Extracted material:
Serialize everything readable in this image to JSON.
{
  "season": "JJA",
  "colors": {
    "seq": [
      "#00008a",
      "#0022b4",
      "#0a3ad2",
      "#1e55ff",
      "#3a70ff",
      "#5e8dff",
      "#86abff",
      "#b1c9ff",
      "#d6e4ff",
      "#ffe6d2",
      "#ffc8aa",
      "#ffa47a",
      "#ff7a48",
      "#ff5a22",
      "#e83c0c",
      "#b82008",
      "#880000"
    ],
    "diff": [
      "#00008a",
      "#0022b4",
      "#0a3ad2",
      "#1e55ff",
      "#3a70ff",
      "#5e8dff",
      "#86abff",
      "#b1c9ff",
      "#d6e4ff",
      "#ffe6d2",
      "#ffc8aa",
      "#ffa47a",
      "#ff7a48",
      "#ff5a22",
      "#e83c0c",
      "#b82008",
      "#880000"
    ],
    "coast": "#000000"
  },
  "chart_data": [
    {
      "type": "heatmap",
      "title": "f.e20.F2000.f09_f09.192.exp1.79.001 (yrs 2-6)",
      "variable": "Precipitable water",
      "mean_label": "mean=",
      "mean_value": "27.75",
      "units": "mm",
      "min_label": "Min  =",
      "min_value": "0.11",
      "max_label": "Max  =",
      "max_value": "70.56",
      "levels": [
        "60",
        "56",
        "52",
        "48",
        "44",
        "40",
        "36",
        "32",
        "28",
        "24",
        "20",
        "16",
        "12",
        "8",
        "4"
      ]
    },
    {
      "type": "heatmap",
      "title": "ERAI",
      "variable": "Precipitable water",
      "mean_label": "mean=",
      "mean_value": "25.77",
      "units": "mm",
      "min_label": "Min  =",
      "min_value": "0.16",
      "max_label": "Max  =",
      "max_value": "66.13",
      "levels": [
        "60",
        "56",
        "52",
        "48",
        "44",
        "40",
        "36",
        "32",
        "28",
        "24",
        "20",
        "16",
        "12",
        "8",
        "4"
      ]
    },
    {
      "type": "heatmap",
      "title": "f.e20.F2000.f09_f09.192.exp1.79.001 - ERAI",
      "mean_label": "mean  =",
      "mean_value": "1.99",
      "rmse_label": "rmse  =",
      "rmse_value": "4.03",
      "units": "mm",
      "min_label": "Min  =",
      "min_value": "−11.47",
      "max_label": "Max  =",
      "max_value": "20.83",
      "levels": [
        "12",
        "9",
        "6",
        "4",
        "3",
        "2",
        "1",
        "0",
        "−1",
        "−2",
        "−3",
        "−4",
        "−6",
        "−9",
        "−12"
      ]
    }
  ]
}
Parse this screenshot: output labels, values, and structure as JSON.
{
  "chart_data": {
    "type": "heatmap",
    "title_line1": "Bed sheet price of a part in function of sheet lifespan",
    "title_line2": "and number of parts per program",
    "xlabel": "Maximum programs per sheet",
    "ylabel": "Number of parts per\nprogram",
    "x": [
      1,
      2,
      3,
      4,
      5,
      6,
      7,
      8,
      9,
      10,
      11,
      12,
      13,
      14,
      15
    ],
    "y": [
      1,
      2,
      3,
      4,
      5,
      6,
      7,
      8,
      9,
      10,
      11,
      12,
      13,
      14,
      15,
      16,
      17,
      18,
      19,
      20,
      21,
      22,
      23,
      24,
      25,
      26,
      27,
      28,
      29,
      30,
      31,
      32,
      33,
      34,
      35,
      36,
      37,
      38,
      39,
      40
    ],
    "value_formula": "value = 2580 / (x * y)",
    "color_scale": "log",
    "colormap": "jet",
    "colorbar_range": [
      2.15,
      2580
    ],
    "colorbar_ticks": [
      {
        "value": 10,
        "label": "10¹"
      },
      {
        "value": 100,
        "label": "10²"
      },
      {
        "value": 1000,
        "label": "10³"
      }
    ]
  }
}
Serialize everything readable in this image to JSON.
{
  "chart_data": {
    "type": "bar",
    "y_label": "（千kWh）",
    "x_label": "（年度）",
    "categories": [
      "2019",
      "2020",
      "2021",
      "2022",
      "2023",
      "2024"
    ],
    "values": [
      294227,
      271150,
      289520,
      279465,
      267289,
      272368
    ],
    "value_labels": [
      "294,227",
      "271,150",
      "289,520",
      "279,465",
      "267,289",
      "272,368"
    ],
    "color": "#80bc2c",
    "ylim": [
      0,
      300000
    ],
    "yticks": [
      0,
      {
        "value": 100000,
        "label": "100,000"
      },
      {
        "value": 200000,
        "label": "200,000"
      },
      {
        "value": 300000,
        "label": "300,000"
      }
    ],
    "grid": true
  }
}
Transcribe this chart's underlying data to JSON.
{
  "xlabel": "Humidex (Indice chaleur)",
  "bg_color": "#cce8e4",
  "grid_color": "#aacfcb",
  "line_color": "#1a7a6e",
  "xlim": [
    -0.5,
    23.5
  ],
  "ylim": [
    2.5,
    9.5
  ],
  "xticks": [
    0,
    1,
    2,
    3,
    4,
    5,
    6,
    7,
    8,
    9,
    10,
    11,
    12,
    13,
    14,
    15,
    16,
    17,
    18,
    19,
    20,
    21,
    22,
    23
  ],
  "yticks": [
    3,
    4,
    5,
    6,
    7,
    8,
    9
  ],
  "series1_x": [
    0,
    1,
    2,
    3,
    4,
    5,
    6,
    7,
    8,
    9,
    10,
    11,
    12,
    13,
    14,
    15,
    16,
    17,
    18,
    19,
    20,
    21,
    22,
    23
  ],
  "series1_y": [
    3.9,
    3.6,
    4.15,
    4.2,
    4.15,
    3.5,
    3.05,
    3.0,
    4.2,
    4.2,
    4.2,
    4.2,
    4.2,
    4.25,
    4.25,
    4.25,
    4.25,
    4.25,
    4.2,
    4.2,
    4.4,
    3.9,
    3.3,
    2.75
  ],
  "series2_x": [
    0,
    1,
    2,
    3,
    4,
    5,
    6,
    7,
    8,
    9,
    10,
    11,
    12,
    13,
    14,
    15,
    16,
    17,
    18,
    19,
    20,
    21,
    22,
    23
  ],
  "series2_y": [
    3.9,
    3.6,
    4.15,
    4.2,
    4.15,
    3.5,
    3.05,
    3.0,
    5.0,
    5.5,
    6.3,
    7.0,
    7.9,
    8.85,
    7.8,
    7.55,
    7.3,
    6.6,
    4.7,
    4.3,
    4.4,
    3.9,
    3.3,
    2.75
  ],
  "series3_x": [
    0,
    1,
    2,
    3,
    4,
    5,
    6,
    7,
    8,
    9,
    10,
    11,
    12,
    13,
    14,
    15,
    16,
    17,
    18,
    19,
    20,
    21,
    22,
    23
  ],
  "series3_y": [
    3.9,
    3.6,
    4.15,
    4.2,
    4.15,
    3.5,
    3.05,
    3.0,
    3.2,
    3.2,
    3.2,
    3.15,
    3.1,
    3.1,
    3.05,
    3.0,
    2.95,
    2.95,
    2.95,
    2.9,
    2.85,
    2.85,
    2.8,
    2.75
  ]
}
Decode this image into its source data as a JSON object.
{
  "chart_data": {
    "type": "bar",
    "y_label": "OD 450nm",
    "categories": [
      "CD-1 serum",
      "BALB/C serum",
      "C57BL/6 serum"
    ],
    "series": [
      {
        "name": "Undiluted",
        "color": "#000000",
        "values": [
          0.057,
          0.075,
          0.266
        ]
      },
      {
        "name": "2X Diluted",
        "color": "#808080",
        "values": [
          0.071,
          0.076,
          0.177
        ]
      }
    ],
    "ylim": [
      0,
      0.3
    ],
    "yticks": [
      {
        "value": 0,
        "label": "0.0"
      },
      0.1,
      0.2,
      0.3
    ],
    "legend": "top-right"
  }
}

Problem statement: Output the full listing without altering anything.

Finished answer:
Serialize everything readable in this image to JSON.
{
  "season": "JJA",
  "colors": {
    "seq": [
      "#00008a",
      "#0022b4",
      "#0a3ad2",
      "#1e55ff",
      "#3a70ff",
      "#5e8dff",
      "#86abff",
      "#b1c9ff",
      "#d6e4ff",
      "#ffe6d2",
      "#ffc8aa",
      "#ffa47a",
      "#ff7a48",
      "#ff5a22",
      "#e83c0c",
      "#b82008",
      "#880000"
    ],
    "diff": [
      "#00008a",
      "#0022b4",
      "#0a3ad2",
      "#1e55ff",
      "#3a70ff",
      "#5e8dff",
      "#86abff",
      "#b1c9ff",
      "#d6e4ff",
      "#ffe6d2",
      "#ffc8aa",
      "#ffa47a",
      "#ff7a48",
      "#ff5a22",
      "#e83c0c",
      "#b82008",
      "#880000"
    ],
    "coast": "#000000"
  },
  "chart_data": [
    {
      "type": "heatmap",
      "title": "f.e20.F2000.f09_f09.192.exp1.79.001 (yrs 2-6)",
      "variable": "Precipitable water",
      "mean_label": "mean=",
      "mean_value": "27.75",
      "units": "mm",
      "min_label": "Min  =",
      "min_value": "0.11",
      "max_label": "Max  =",
      "max_value": "70.56",
      "levels": [
        "60",
        "56",
        "52",
        "48",
        "44",
        "40",
        "36",
        "32",
        "28",
        "24",
        "20",
        "16",
        "12",
        "8",
        "4"
      ]
    },
    {
      "type": "heatmap",
      "title": "ERAI",
      "variable": "Precipitable water",
      "mean_label": "mean=",
      "mean_value": "25.77",
      "units": "mm",
      "min_label": "Min  =",
      "min_value": "0.16",
      "max_label": "Max  =",
      "max_value": "66.13",
      "levels": [
        "60",
        "56",
        "52",
        "48",
        "44",
        "40",
        "36",
        "32",
        "28",
        "24",
        "20",
        "16",
        "12",
        "8",
        "4"
      ]
    },
    {
      "type": "heatmap",
      "title": "f.e20.F2000.f09_f09.192.exp1.79.001 - ERAI",
      "mean_label": "mean  =",
      "mean_value": "1.99",
      "rmse_label": "rmse  =",
      "rmse_value": "4.03",
      "units": "mm",
      "min_label": "Min  =",
      "min_value": "−11.47",
      "max_label": "Max  =",
      "max_value": "20.83",
      "levels": [
        "12",
        "9",
        "6",
        "4",
        "3",
        "2",
        "1",
        "0",
        "−1",
        "−2",
        "−3",
        "−4",
        "−6",
        "−9",
        "−12"
      ]
    }
  ]
}
Parse this screenshot: output labels, values, and structure as JSON.
{
  "chart_data": {
    "type": "heatmap",
    "title_line1": "Bed sheet price of a part in function of sheet lifespan",
    "title_line2": "and number of parts per program",
    "xlabel": "Maximum programs per sheet",
    "ylabel": "Number of parts per\nprogram",
    "x": [
      1,
      2,
      3,
      4,
      5,
      6,
      7,
      8,
      9,
      10,
      11,
      12,
      13,
      14,
      15
    ],
    "y": [
      1,
      2,
      3,
      4,
      5,
      6,
      7,
      8,
      9,
      10,
      11,
      12,
      13,
      14,
      15,
      16,
      17,
      18,
      19,
      20,
      21,
      22,
      23,
      24,
      25,
      26,
      27,
      28,
      29,
      30,
      31,
      32,
      33,
      34,
      35,
      36,
      37,
      38,
      39,
      40
    ],
    "value_formula": "value = 2580 / (x * y)",
    "color_scale": "log",
    "colormap": "jet",
    "colorbar_range": [
      2.15,
      2580
    ],
    "colorbar_ticks": [
      {
        "value": 10,
        "label": "10¹"
      },
      {
        "value": 100,
        "label": "10²"
      },
      {
        "value": 1000,
        "label": "10³"
      }
    ]
  }
}
Serialize everything readable in this image to JSON.
{
  "chart_data": {
    "type": "bar",
    "y_label": "（千kWh）",
    "x_label": "（年度）",
    "categories": [
      "2019",
      "2020",
      "2021",
      "2022",
      "2023",
      "2024"
    ],
    "values": [
      294227,
      271150,
      289520,
      279465,
      267289,
      272368
    ],
    "value_labels": [
      "294,227",
      "271,150",
      "289,520",
      "279,465",
      "267,289",
      "272,368"
    ],
    "color": "#80bc2c",
    "ylim": [
      0,
      300000
    ],
    "yticks": [
      0,
      {
        "value": 100000,
        "label": "100,000"
      },
      {
        "value": 200000,
        "label": "200,000"
      },
      {
        "value": 300000,
        "label": "300,000"
      }
    ],
    "grid": true
  }
}
Transcribe this chart's underlying data to JSON.
{
  "xlabel": "Humidex (Indice chaleur)",
  "bg_color": "#cce8e4",
  "grid_color": "#aacfcb",
  "line_color": "#1a7a6e",
  "xlim": [
    -0.5,
    23.5
  ],
  "ylim": [
    2.5,
    9.5
  ],
  "xticks": [
    0,
    1,
    2,
    3,
    4,
    5,
    6,
    7,
    8,
    9,
    10,
    11,
    12,
    13,
    14,
    15,
    16,
    17,
    18,
    19,
    20,
    21,
    22,
    23
  ],
  "yticks": [
    3,
    4,
    5,
    6,
    7,
    8,
    9
  ],
  "series1_x": [
    0,
    1,
    2,
    3,
    4,
    5,
    6,
    7,
    8,
    9,
    10,
    11,
    12,
    13,
    14,
    15,
    16,
    17,
    18,
    19,
    20,
    21,
    22,
    23
  ],
  "series1_y": [
    3.9,
    3.6,
    4.15,
    4.2,
    4.15,
    3.5,
    3.05,
    3.0,
    4.2,
    4.2,
    4.2,
    4.2,
    4.2,
    4.25,
    4.25,
    4.25,
    4.25,
    4.25,
    4.2,
    4.2,
    4.4,
    3.9,
    3.3,
    2.75
  ],
  "series2_x": [
    0,
    1,
    2,
    3,
    4,
    5,
    6,
    7,
    8,
    9,
    10,
    11,
    12,
    13,
    14,
    15,
    16,
    17,
    18,
    19,
    20,
    21,
    22,
    23
  ],
  "series2_y": [
    3.9,
    3.6,
    4.15,
    4.2,
    4.15,
    3.5,
    3.05,
    3.0,
    5.0,
    5.5,
    6.3,
    7.0,
    7.9,
    8.85,
    7.8,
    7.55,
    7.3,
    6.6,
    4.7,
    4.3,
    4.4,
    3.9,
    3.3,
    2.75
  ],
  "series3_x": [
    0,
    1,
    2,
    3,
    4,
    5,
    6,
    7,
    8,
    9,
    10,
    11,
    12,
    13,
    14,
    15,
    16,
    17,
    18,
    19,
    20,
    21,
    22,
    23
  ],
  "series3_y": [
    3.9,
    3.6,
    4.15,
    4.2,
    4.15,
    3.5,
    3.05,
    3.0,
    3.2,
    3.2,
    3.2,
    3.15,
    3.1,
    3.1,
    3.05,
    3.0,
    2.95,
    2.95,
    2.95,
    2.9,
    2.85,
    2.85,
    2.8,
    2.75
  ]
}
Decode this image into its source data as a JSON object.
{
  "chart_data": {
    "type": "bar",
    "y_label": "OD 450nm",
    "categories": [
      "CD-1 serum",
      "BALB/C serum",
      "C57BL/6 serum"
    ],
    "series": [
      {
        "name": "Undiluted",
        "color": "#000000",
        "values": [
          0.057,
          0.075,
          0.266
        ]
      },
      {
        "name": "2X Diluted",
        "color": "#808080",
        "values": [
          0.071,
          0.076,
          0.177
        ]
      }
    ],
    "ylim": [
      0,
      0.3
    ],
    "yticks": [
      {
        "value": 0,
        "label": "0.0"
      },
      0.1,
      0.2,
      0.3
    ],
    "legend": "top-right"
  }
}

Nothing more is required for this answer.